VIIDomenica: prendi la tua barella e va' a casa tua. Ovvero: TORNARE A CASA

Un’esperienza

Un incontro formativo per giovani capi scout. L’educatore, che tutti gli anni si occupa del trasporto degli ammalati a Lourdes, detta le regole. "Tu sei un cieco, tu sei un sordo… tu sei un paralitico”. E rivolto a tutti gli altri: “E voi fate i barellieri”. Uno deve fingersi malato per un’ora. Gli altri, attorno a lui, fare come se fossero i barellieri che lo accompagnano a Lourdes. Al termine si racconta che cosa è successo. Il giovane paralizzato si è completamente calato nella parte. Non ha mosso un muscolo. Si è lasciato completamente trasportare. Che cosa avrà da dire?

(Voci di dati raccolte)
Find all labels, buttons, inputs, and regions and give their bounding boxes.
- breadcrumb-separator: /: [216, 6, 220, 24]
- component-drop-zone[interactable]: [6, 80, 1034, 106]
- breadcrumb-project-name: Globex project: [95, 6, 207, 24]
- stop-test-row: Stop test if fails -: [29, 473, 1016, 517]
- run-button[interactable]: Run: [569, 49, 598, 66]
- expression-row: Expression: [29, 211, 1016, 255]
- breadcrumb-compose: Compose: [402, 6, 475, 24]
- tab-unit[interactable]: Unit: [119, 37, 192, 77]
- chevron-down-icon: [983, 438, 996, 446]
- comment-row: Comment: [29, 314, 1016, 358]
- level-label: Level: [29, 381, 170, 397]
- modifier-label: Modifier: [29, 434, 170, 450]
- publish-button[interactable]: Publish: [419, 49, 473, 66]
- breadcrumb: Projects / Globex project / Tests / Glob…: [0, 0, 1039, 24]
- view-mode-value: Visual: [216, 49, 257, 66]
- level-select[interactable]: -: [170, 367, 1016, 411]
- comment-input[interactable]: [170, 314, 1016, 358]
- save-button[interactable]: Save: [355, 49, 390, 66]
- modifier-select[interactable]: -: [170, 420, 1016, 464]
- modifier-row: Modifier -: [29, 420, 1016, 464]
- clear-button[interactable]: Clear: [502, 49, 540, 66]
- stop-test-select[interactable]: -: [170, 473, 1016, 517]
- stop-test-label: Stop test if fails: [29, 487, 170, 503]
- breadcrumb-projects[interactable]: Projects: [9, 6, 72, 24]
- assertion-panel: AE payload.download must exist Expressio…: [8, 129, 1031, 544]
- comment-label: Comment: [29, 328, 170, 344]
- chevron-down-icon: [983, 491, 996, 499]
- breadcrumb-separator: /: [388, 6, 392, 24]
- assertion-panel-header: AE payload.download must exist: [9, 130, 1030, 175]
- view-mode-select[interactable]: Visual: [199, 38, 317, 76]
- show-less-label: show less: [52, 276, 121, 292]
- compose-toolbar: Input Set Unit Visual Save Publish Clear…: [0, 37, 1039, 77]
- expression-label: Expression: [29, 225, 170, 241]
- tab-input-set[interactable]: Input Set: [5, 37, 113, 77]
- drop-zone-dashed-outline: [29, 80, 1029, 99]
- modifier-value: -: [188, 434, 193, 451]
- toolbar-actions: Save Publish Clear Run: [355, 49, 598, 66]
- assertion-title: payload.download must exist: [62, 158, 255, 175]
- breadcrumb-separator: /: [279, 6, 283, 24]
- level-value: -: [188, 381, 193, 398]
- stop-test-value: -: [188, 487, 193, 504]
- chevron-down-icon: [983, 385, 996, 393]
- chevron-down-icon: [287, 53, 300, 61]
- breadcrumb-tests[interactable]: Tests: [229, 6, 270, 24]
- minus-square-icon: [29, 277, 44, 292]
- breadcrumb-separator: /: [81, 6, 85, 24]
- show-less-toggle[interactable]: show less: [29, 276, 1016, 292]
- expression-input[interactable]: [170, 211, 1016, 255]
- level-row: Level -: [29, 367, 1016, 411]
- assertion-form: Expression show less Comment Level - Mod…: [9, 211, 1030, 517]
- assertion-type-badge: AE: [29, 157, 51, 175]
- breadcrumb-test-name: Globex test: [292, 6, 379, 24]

[CONSEGNA]: Prosegua il testo sull'incontro formativo per giovani capi scout, riprendendo subito dopo la domanda con cui termina.

[RISPOSTA ATTESA]:
Desiderio di un volto

"E' stata un’esperienza strana… esordisce. Tutti sono stati molto gentili con me. Ma io non vedevo nessuno in faccia. Sentivo delle voci intorno a me, ma non potevo girarmi per vedere chi mi parlava”. Gli altri si sentono piuttosto imbarazzati. Erano convinti di essere stati bravi. Attenti, precisi, l’hanno sorretto senza farlo cadere. Lo hanno trasportato. Come dei veri barellieri attenti al malato. Ma lui, il finto paralitico per un’ora, ha scoperto che tutto questo non basta. Che esiste anche il desiderio di un volto.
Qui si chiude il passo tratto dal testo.